BEGIN

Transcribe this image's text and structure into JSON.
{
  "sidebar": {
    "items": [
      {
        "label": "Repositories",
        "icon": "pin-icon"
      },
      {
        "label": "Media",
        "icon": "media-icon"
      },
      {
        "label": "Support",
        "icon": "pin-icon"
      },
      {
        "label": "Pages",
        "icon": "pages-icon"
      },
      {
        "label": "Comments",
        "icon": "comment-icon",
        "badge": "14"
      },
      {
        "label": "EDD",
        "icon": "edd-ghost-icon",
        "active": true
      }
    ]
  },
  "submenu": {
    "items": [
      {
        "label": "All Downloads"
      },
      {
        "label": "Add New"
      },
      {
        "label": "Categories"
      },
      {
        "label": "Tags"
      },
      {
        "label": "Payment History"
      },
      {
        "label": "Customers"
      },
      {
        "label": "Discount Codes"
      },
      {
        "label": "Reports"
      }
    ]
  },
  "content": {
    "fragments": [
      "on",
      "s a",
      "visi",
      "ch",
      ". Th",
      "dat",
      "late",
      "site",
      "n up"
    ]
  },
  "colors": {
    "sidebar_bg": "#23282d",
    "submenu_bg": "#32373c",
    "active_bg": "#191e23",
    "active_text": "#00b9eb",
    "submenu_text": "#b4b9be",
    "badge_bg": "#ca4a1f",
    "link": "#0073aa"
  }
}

END

* YOUR TASK *
Reproduce all the records precisely.

* RESULT OF THIS TASK *
Transcribe this image's text and structure into JSON.
{
  "sidebar": {
    "items": [
      {
        "label": "Repositories",
        "icon": "pin-icon"
      },
      {
        "label": "Media",
        "icon": "media-icon"
      },
      {
        "label": "Support",
        "icon": "pin-icon"
      },
      {
        "label": "Pages",
        "icon": "pages-icon"
      },
      {
        "label": "Comments",
        "icon": "comment-icon",
        "badge": "14"
      },
      {
        "label": "EDD",
        "icon": "edd-ghost-icon",
        "active": true
      }
    ]
  },
  "submenu": {
    "items": [
      {
        "label": "All Downloads"
      },
      {
        "label": "Add New"
      },
      {
        "label": "Categories"
      },
      {
        "label": "Tags"
      },
      {
        "label": "Payment History"
      },
      {
        "label": "Customers"
      },
      {
        "label": "Discount Codes"
      },
      {
        "label": "Reports"
      }
    ]
  },
  "content": {
    "fragments": [
      "on",
      "s a",
      "visi",
      "ch",
      ". Th",
      "dat",
      "late",
      "site",
      "n up"
    ]
  },
  "colors": {
    "sidebar_bg": "#23282d",
    "submenu_bg": "#32373c",
    "active_bg": "#191e23",
    "active_text": "#00b9eb",
    "submenu_text": "#b4b9be",
    "badge_bg": "#ca4a1f",
    "link": "#0073aa"
  }
}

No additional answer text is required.